[Dataset items]
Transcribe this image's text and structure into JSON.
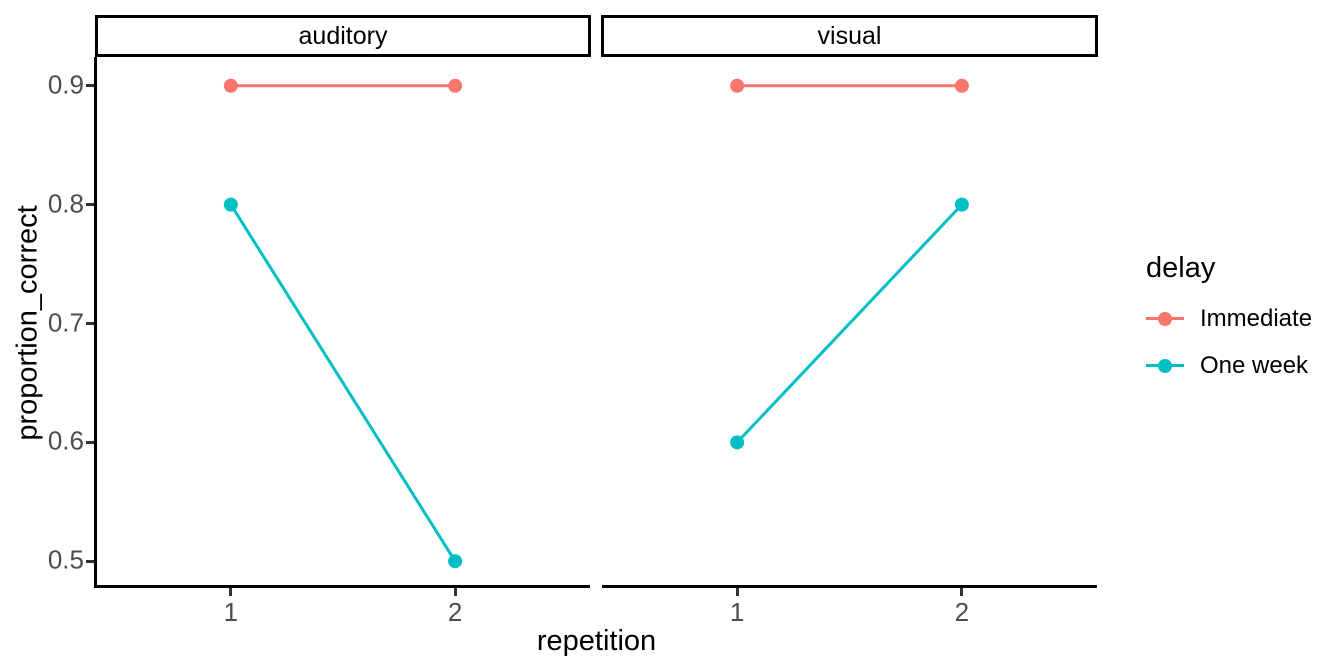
{
  "legend": {
    "title": "delay",
    "position": "right",
    "entries": [
      {
        "label": "Immediate",
        "color": "#F8766D"
      },
      {
        "label": "One week",
        "color": "#00BFC4"
      }
    ]
  },
  "chart_data": {
    "type": "line",
    "facet_labels": [
      "auditory",
      "visual"
    ],
    "x": [
      1,
      2
    ],
    "x_tick_labels": [
      "1",
      "2"
    ],
    "xlabel": "repetition",
    "ylabel": "proportion_correct",
    "ylim": [
      0.48,
      0.92
    ],
    "y_ticks": [
      0.5,
      0.6,
      0.7,
      0.8,
      0.9
    ],
    "y_tick_labels": [
      "0.5",
      "0.6",
      "0.7",
      "0.8",
      "0.9"
    ],
    "grid": false,
    "legend_title": "delay",
    "legend_position": "right",
    "point_radius": 7,
    "line_width": 3,
    "facets": [
      {
        "label": "auditory",
        "series": [
          {
            "name": "Immediate",
            "color": "#F8766D",
            "values": [
              0.9,
              0.9
            ]
          },
          {
            "name": "One week",
            "color": "#00BFC4",
            "values": [
              0.8,
              0.5
            ]
          }
        ]
      },
      {
        "label": "visual",
        "series": [
          {
            "name": "Immediate",
            "color": "#F8766D",
            "values": [
              0.9,
              0.9
            ]
          },
          {
            "name": "One week",
            "color": "#00BFC4",
            "values": [
              0.6,
              0.8
            ]
          }
        ]
      }
    ]
  }
}
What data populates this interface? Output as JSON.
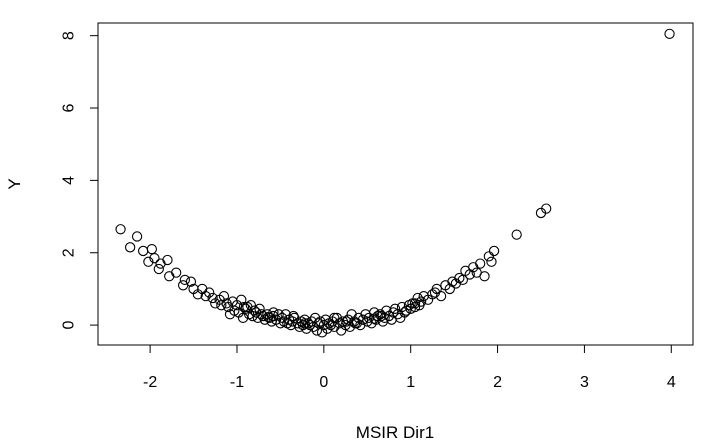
{
  "chart_data": {
    "type": "scatter",
    "title": "",
    "xlabel": "MSIR Dir1",
    "ylabel": "Y",
    "xlim": [
      -2.6,
      4.25
    ],
    "ylim": [
      -0.55,
      8.35
    ],
    "xticks": [
      -2,
      -1,
      0,
      1,
      2,
      3,
      4
    ],
    "yticks": [
      0,
      2,
      4,
      6,
      8
    ],
    "xtick_labels": [
      "-2",
      "-1",
      "0",
      "1",
      "2",
      "3",
      "4"
    ],
    "ytick_labels": [
      "0",
      "2",
      "4",
      "6",
      "8"
    ],
    "grid": false,
    "legend": "none",
    "series": [
      {
        "marker": "open-circle",
        "color": "#000000",
        "x": [
          -2.34,
          -2.23,
          -2.15,
          -2.08,
          -2.02,
          -1.98,
          -1.95,
          -1.88,
          -1.8,
          -1.78,
          -1.7,
          -1.62,
          -1.53,
          -1.5,
          -1.45,
          -1.4,
          -1.36,
          -1.32,
          -1.28,
          -1.25,
          -1.2,
          -1.18,
          -1.15,
          -1.12,
          -1.1,
          -1.05,
          -1.03,
          -1.0,
          -0.98,
          -0.95,
          -0.93,
          -0.9,
          -0.88,
          -0.86,
          -0.84,
          -0.82,
          -0.8,
          -0.78,
          -0.76,
          -0.74,
          -0.72,
          -0.7,
          -0.68,
          -0.65,
          -0.62,
          -0.6,
          -0.58,
          -0.55,
          -0.52,
          -0.5,
          -0.48,
          -0.46,
          -0.44,
          -0.42,
          -0.4,
          -0.38,
          -0.36,
          -0.34,
          -0.3,
          -0.28,
          -0.26,
          -0.24,
          -0.22,
          -0.2,
          -0.18,
          -0.16,
          -0.14,
          -0.12,
          -0.1,
          -0.08,
          -0.06,
          -0.04,
          -0.02,
          0.0,
          0.02,
          0.04,
          0.06,
          0.08,
          0.1,
          0.12,
          0.15,
          0.18,
          0.2,
          0.22,
          0.25,
          0.28,
          0.3,
          0.32,
          0.35,
          0.38,
          0.4,
          0.42,
          0.45,
          0.48,
          0.5,
          0.52,
          0.55,
          0.58,
          0.6,
          0.62,
          0.65,
          0.68,
          0.7,
          0.72,
          0.75,
          0.78,
          0.8,
          0.82,
          0.85,
          0.88,
          0.9,
          0.93,
          0.95,
          0.98,
          1.0,
          1.02,
          1.05,
          1.08,
          1.1,
          1.12,
          1.15,
          1.2,
          1.25,
          1.3,
          1.35,
          1.4,
          1.45,
          1.48,
          1.52,
          1.56,
          1.6,
          1.63,
          1.68,
          1.72,
          1.76,
          1.8,
          1.85,
          1.9,
          1.93,
          1.96,
          2.22,
          2.5,
          2.56,
          3.98,
          -1.9,
          -1.6,
          -1.08,
          -0.92,
          -0.58,
          -0.35,
          0.12,
          0.36,
          0.66,
          1.05,
          1.28,
          -0.22,
          0.26,
          -0.64,
          0.58
        ],
        "y": [
          2.65,
          2.15,
          2.45,
          2.05,
          1.75,
          2.1,
          1.85,
          1.7,
          1.8,
          1.35,
          1.45,
          1.1,
          1.2,
          1.0,
          0.85,
          1.0,
          0.8,
          0.9,
          0.75,
          0.6,
          0.7,
          0.55,
          0.8,
          0.6,
          0.5,
          0.65,
          0.4,
          0.55,
          0.35,
          0.7,
          0.2,
          0.45,
          0.5,
          0.3,
          0.55,
          0.25,
          0.4,
          0.35,
          0.2,
          0.45,
          0.3,
          0.25,
          0.15,
          0.3,
          0.2,
          0.1,
          0.25,
          0.15,
          0.3,
          0.05,
          0.2,
          0.1,
          0.3,
          0.05,
          0.15,
          0.0,
          0.1,
          0.2,
          0.05,
          -0.05,
          0.1,
          0.0,
          0.15,
          -0.1,
          0.05,
          0.0,
          0.1,
          -0.05,
          0.2,
          -0.15,
          0.05,
          0.1,
          -0.2,
          0.0,
          0.15,
          -0.1,
          0.05,
          0.0,
          0.1,
          -0.05,
          0.2,
          0.05,
          -0.15,
          0.1,
          0.0,
          0.15,
          -0.05,
          0.3,
          0.1,
          0.05,
          0.2,
          0.0,
          0.15,
          0.3,
          0.1,
          0.2,
          0.05,
          0.35,
          0.15,
          0.25,
          0.3,
          0.1,
          0.2,
          0.4,
          0.25,
          0.15,
          0.35,
          0.45,
          0.3,
          0.2,
          0.5,
          0.35,
          0.4,
          0.55,
          0.45,
          0.6,
          0.5,
          0.75,
          0.55,
          0.65,
          0.8,
          0.7,
          0.85,
          1.0,
          0.8,
          1.1,
          1.0,
          1.2,
          1.15,
          1.3,
          1.25,
          1.5,
          1.4,
          1.6,
          1.45,
          1.7,
          1.35,
          1.9,
          1.75,
          2.05,
          2.5,
          3.1,
          3.22,
          8.05,
          1.55,
          1.25,
          0.3,
          0.5,
          0.35,
          0.25,
          0.2,
          0.05,
          0.25,
          0.6,
          0.9,
          0.05,
          0.1,
          0.22,
          0.18
        ]
      }
    ]
  }
}
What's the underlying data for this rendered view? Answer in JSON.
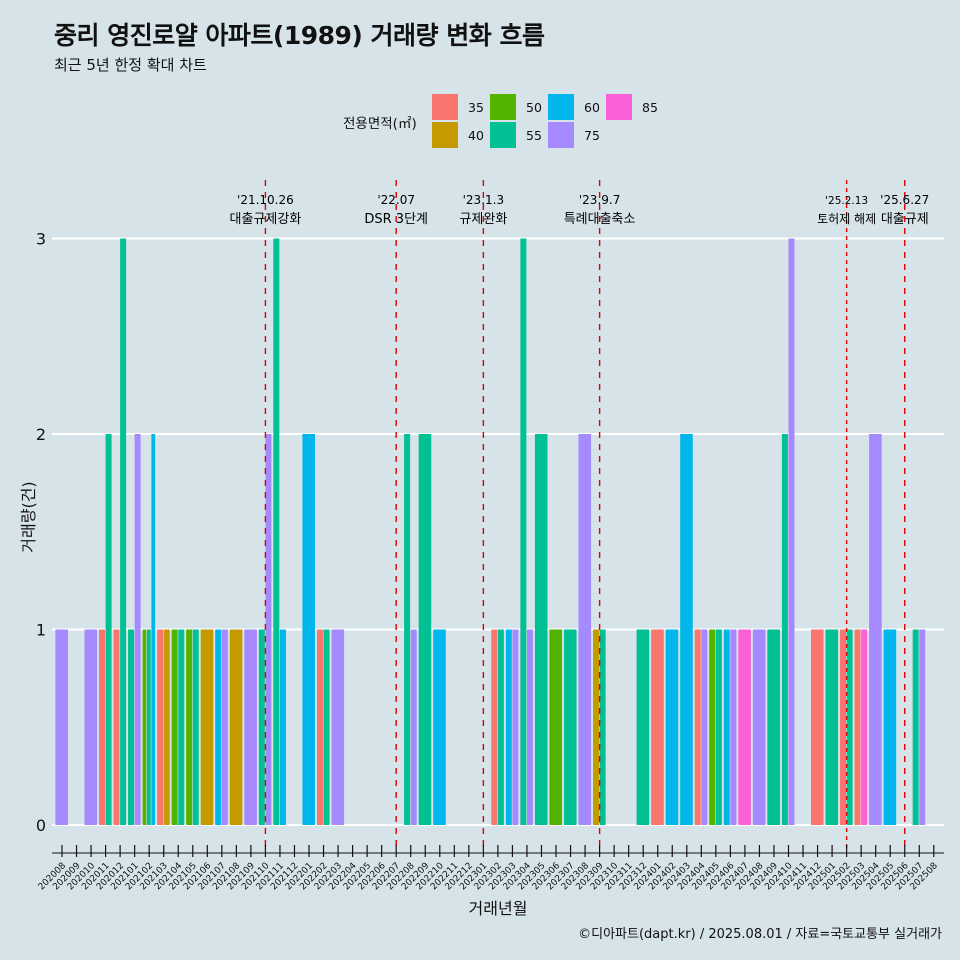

Set task
Using the material above, copy every line in which the string "JSON" occurs.

Solution for this problem
Transcribe this image's text and structure into JSON.
What data populates this interface? Output as JSON.
What's the underlying data for this rendered view? Answer in JSON.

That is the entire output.